> Task requirements: Return every record below exactly as written, but leave out the pictures.

↓↓↓

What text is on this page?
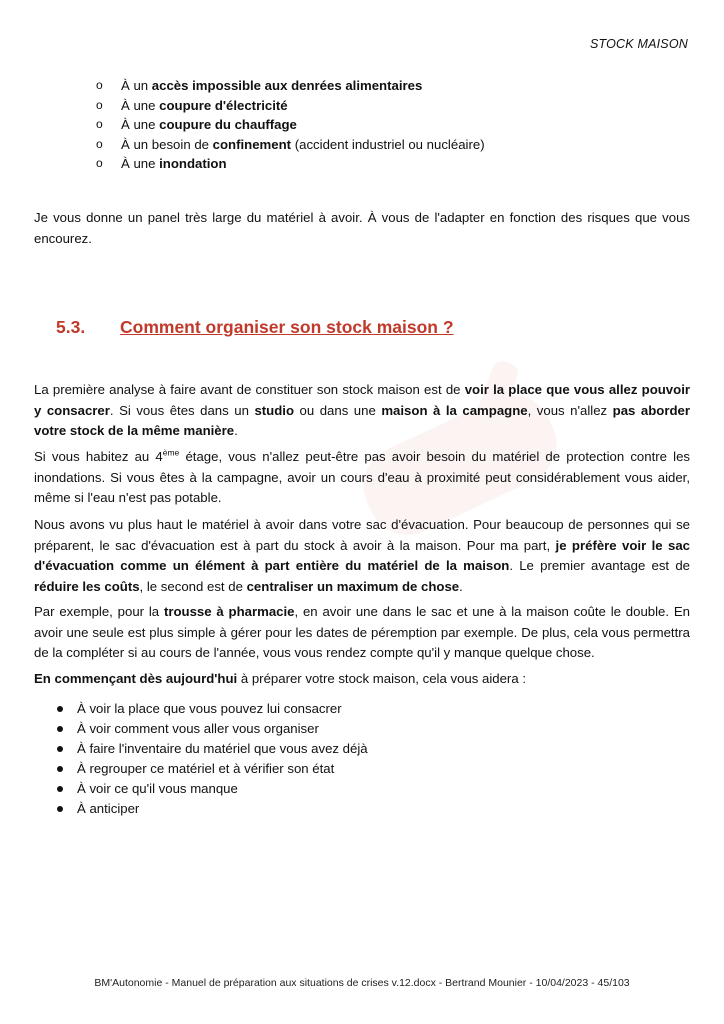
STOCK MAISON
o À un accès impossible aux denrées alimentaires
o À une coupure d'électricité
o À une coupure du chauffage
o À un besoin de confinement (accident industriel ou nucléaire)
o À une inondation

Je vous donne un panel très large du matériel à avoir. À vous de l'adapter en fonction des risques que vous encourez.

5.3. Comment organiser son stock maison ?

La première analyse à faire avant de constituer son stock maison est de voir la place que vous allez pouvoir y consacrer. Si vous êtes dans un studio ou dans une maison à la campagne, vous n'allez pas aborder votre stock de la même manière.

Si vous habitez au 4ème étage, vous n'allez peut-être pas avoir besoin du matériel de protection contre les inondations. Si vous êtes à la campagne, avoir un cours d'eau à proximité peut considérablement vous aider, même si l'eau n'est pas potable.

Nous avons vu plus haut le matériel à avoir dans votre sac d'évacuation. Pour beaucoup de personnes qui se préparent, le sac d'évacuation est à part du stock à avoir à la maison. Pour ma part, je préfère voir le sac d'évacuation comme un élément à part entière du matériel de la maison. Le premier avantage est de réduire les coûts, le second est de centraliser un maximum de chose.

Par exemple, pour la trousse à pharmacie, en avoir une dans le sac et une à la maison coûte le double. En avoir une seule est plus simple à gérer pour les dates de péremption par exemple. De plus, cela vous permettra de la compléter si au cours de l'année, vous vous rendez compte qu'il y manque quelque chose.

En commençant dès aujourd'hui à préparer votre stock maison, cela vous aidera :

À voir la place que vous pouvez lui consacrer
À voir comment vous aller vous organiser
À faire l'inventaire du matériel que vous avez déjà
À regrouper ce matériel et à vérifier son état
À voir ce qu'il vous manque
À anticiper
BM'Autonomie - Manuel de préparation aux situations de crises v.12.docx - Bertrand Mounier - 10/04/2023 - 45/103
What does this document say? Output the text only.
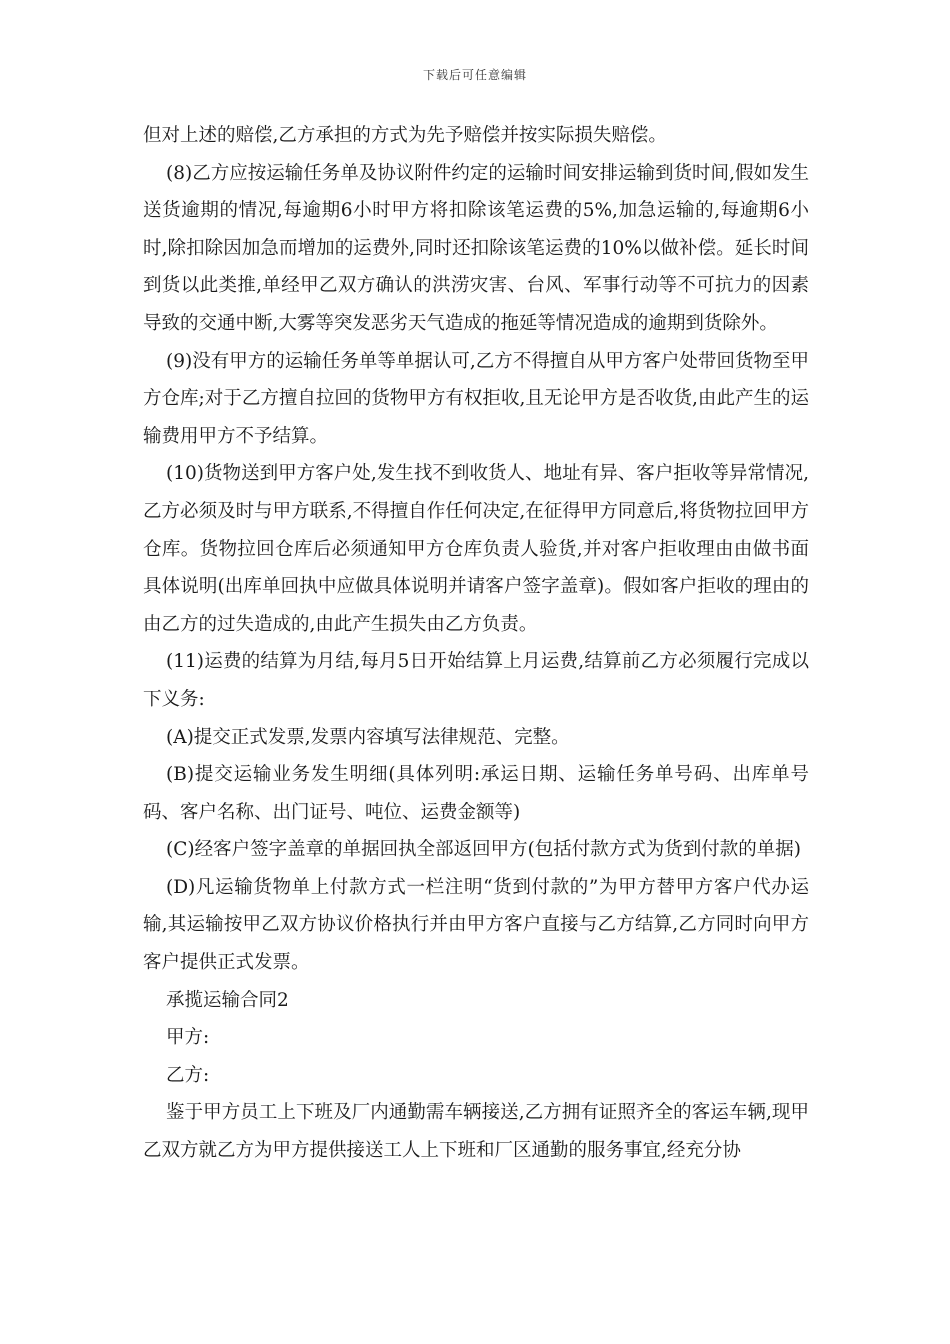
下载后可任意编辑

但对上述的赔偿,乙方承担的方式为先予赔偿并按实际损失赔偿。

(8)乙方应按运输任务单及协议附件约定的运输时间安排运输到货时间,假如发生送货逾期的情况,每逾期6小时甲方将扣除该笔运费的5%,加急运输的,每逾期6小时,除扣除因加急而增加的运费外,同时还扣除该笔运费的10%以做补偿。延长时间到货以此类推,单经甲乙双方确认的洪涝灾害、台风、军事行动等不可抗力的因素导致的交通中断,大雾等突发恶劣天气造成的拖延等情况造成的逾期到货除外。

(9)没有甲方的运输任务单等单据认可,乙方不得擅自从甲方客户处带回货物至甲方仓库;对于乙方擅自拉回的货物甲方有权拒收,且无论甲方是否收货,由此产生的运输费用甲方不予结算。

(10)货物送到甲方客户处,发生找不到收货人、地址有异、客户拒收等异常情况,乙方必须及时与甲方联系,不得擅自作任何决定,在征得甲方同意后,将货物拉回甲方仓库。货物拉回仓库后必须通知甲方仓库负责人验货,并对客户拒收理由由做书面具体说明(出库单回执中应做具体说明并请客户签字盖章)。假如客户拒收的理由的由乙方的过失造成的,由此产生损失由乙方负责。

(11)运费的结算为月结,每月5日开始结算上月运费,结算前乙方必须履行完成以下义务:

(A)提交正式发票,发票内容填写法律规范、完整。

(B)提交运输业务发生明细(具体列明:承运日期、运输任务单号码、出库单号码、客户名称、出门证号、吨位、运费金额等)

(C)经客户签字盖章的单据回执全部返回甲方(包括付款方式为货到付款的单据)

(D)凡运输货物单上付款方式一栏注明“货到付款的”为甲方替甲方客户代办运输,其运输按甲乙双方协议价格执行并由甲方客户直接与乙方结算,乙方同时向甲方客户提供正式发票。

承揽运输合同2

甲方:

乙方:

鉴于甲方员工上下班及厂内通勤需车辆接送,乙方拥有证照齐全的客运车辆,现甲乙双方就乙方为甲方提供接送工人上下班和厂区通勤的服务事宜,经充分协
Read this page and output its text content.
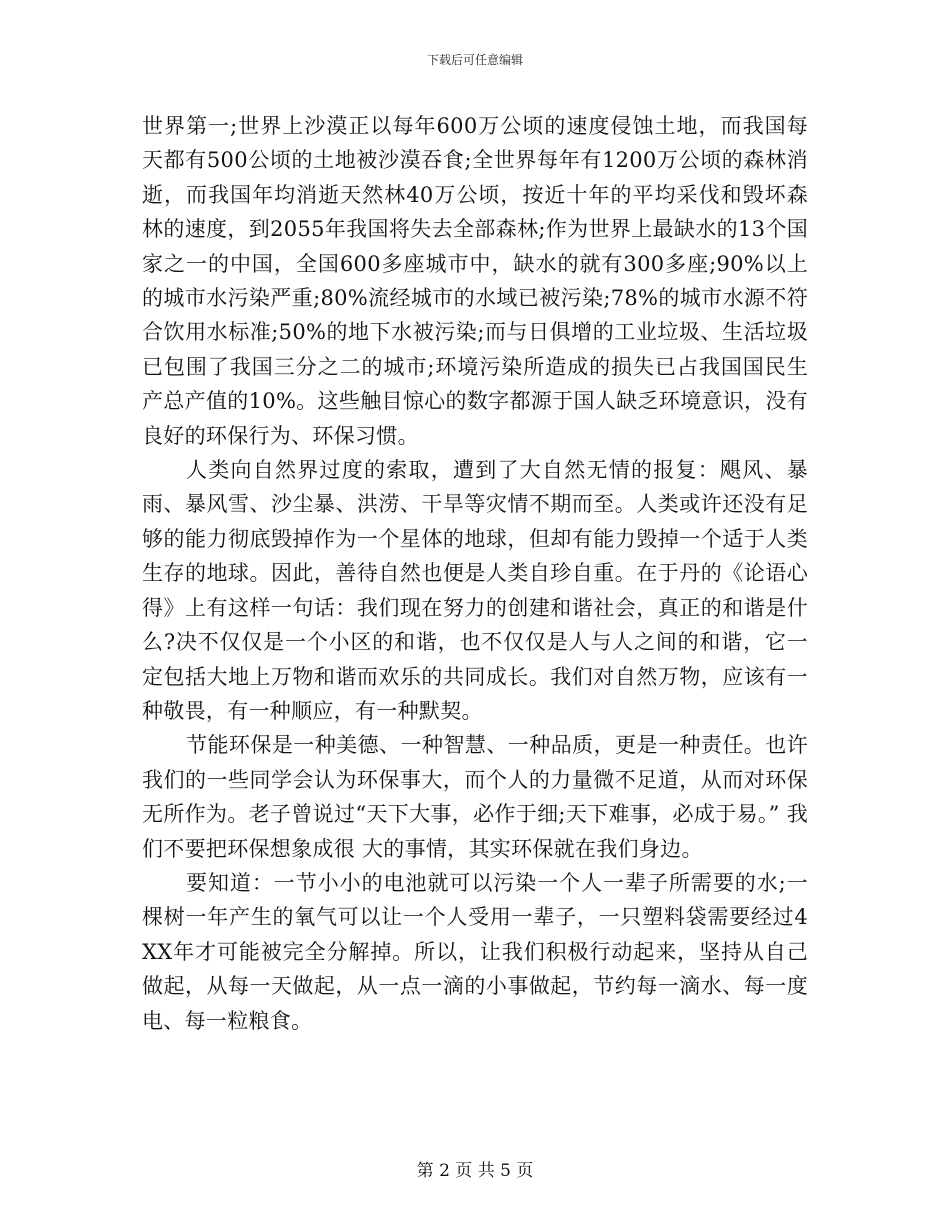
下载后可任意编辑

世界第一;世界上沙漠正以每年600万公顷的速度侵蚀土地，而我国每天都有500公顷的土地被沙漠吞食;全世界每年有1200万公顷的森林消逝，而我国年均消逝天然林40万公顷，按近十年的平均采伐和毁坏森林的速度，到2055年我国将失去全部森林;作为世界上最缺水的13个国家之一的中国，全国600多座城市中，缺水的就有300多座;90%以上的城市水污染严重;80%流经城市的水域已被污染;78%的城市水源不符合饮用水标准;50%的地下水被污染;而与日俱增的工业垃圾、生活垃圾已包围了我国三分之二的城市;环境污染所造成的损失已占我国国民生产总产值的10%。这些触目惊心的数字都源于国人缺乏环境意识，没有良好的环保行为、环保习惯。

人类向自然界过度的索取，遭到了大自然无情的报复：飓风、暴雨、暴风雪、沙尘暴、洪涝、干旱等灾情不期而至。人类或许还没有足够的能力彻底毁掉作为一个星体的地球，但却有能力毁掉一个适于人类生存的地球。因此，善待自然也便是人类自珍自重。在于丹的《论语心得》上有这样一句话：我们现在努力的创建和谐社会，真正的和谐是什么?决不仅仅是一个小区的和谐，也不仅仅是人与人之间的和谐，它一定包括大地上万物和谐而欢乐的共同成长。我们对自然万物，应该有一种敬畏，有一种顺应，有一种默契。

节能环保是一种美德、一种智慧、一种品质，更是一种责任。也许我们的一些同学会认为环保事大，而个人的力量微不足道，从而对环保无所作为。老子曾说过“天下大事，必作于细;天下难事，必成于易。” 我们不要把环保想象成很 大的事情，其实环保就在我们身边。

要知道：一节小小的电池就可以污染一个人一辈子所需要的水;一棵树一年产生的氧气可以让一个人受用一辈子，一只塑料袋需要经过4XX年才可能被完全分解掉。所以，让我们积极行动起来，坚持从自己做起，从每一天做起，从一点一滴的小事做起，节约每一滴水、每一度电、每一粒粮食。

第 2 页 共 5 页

↑↑↑

> Exercise answer:
What text is on this page?
STOCK MAISON
o À un accès impossible aux denrées alimentaires
o À une coupure d'électricité
o À une coupure du chauffage
o À un besoin de confinement (accident industriel ou nucléaire)
o À une inondation

Je vous donne un panel très large du matériel à avoir. À vous de l'adapter en fonction des risques que vous encourez.

5.3. Comment organiser son stock maison ?

La première analyse à faire avant de constituer son stock maison est de voir la place que vous allez pouvoir y consacrer. Si vous êtes dans un studio ou dans une maison à la campagne, vous n'allez pas aborder votre stock de la même manière.

Si vous habitez au 4ème étage, vous n'allez peut-être pas avoir besoin du matériel de protection contre les inondations. Si vous êtes à la campagne, avoir un cours d'eau à proximité peut considérablement vous aider, même si l'eau n'est pas potable.

Nous avons vu plus haut le matériel à avoir dans votre sac d'évacuation. Pour beaucoup de personnes qui se préparent, le sac d'évacuation est à part du stock à avoir à la maison. Pour ma part, je préfère voir le sac d'évacuation comme un élément à part entière du matériel de la maison. Le premier avantage est de réduire les coûts, le second est de centraliser un maximum de chose.

Par exemple, pour la trousse à pharmacie, en avoir une dans le sac et une à la maison coûte le double. En avoir une seule est plus simple à gérer pour les dates de péremption par exemple. De plus, cela vous permettra de la compléter si au cours de l'année, vous vous rendez compte qu'il y manque quelque chose.

En commençant dès aujourd'hui à préparer votre stock maison, cela vous aidera :

À voir la place que vous pouvez lui consacrer
À voir comment vous aller vous organiser
À faire l'inventaire du matériel que vous avez déjà
À regrouper ce matériel et à vérifier son état
À voir ce qu'il vous manque
À anticiper
BM'Autonomie - Manuel de préparation aux situations de crises v.12.docx - Bertrand Mounier - 10/04/2023 - 45/103
What does this document say? Output the text only.
下载后可任意编辑

但对上述的赔偿,乙方承担的方式为先予赔偿并按实际损失赔偿。

(8)乙方应按运输任务单及协议附件约定的运输时间安排运输到货时间,假如发生送货逾期的情况,每逾期6小时甲方将扣除该笔运费的5%,加急运输的,每逾期6小时,除扣除因加急而增加的运费外,同时还扣除该笔运费的10%以做补偿。延长时间到货以此类推,单经甲乙双方确认的洪涝灾害、台风、军事行动等不可抗力的因素导致的交通中断,大雾等突发恶劣天气造成的拖延等情况造成的逾期到货除外。

(9)没有甲方的运输任务单等单据认可,乙方不得擅自从甲方客户处带回货物至甲方仓库;对于乙方擅自拉回的货物甲方有权拒收,且无论甲方是否收货,由此产生的运输费用甲方不予结算。

(10)货物送到甲方客户处,发生找不到收货人、地址有异、客户拒收等异常情况,乙方必须及时与甲方联系,不得擅自作任何决定,在征得甲方同意后,将货物拉回甲方仓库。货物拉回仓库后必须通知甲方仓库负责人验货,并对客户拒收理由由做书面具体说明(出库单回执中应做具体说明并请客户签字盖章)。假如客户拒收的理由的由乙方的过失造成的,由此产生损失由乙方负责。

(11)运费的结算为月结,每月5日开始结算上月运费,结算前乙方必须履行完成以下义务:

(A)提交正式发票,发票内容填写法律规范、完整。

(B)提交运输业务发生明细(具体列明:承运日期、运输任务单号码、出库单号码、客户名称、出门证号、吨位、运费金额等)

(C)经客户签字盖章的单据回执全部返回甲方(包括付款方式为货到付款的单据)

(D)凡运输货物单上付款方式一栏注明“货到付款的”为甲方替甲方客户代办运输,其运输按甲乙双方协议价格执行并由甲方客户直接与乙方结算,乙方同时向甲方客户提供正式发票。

承揽运输合同2

甲方:

乙方:

鉴于甲方员工上下班及厂内通勤需车辆接送,乙方拥有证照齐全的客运车辆,现甲乙双方就乙方为甲方提供接送工人上下班和厂区通勤的服务事宜,经充分协
Read this page and output its text content.
下载后可任意编辑

世界第一;世界上沙漠正以每年600万公顷的速度侵蚀土地，而我国每天都有500公顷的土地被沙漠吞食;全世界每年有1200万公顷的森林消逝，而我国年均消逝天然林40万公顷，按近十年的平均采伐和毁坏森林的速度，到2055年我国将失去全部森林;作为世界上最缺水的13个国家之一的中国，全国600多座城市中，缺水的就有300多座;90%以上的城市水污染严重;80%流经城市的水域已被污染;78%的城市水源不符合饮用水标准;50%的地下水被污染;而与日俱增的工业垃圾、生活垃圾已包围了我国三分之二的城市;环境污染所造成的损失已占我国国民生产总产值的10%。这些触目惊心的数字都源于国人缺乏环境意识，没有良好的环保行为、环保习惯。

人类向自然界过度的索取，遭到了大自然无情的报复：飓风、暴雨、暴风雪、沙尘暴、洪涝、干旱等灾情不期而至。人类或许还没有足够的能力彻底毁掉作为一个星体的地球，但却有能力毁掉一个适于人类生存的地球。因此，善待自然也便是人类自珍自重。在于丹的《论语心得》上有这样一句话：我们现在努力的创建和谐社会，真正的和谐是什么?决不仅仅是一个小区的和谐，也不仅仅是人与人之间的和谐，它一定包括大地上万物和谐而欢乐的共同成长。我们对自然万物，应该有一种敬畏，有一种顺应，有一种默契。

节能环保是一种美德、一种智慧、一种品质，更是一种责任。也许我们的一些同学会认为环保事大，而个人的力量微不足道，从而对环保无所作为。老子曾说过“天下大事，必作于细;天下难事，必成于易。” 我们不要把环保想象成很 大的事情，其实环保就在我们身边。

要知道：一节小小的电池就可以污染一个人一辈子所需要的水;一棵树一年产生的氧气可以让一个人受用一辈子，一只塑料袋需要经过4XX年才可能被完全分解掉。所以，让我们积极行动起来，坚持从自己做起，从每一天做起，从一点一滴的小事做起，节约每一滴水、每一度电、每一粒粮食。

第 2 页 共 5 页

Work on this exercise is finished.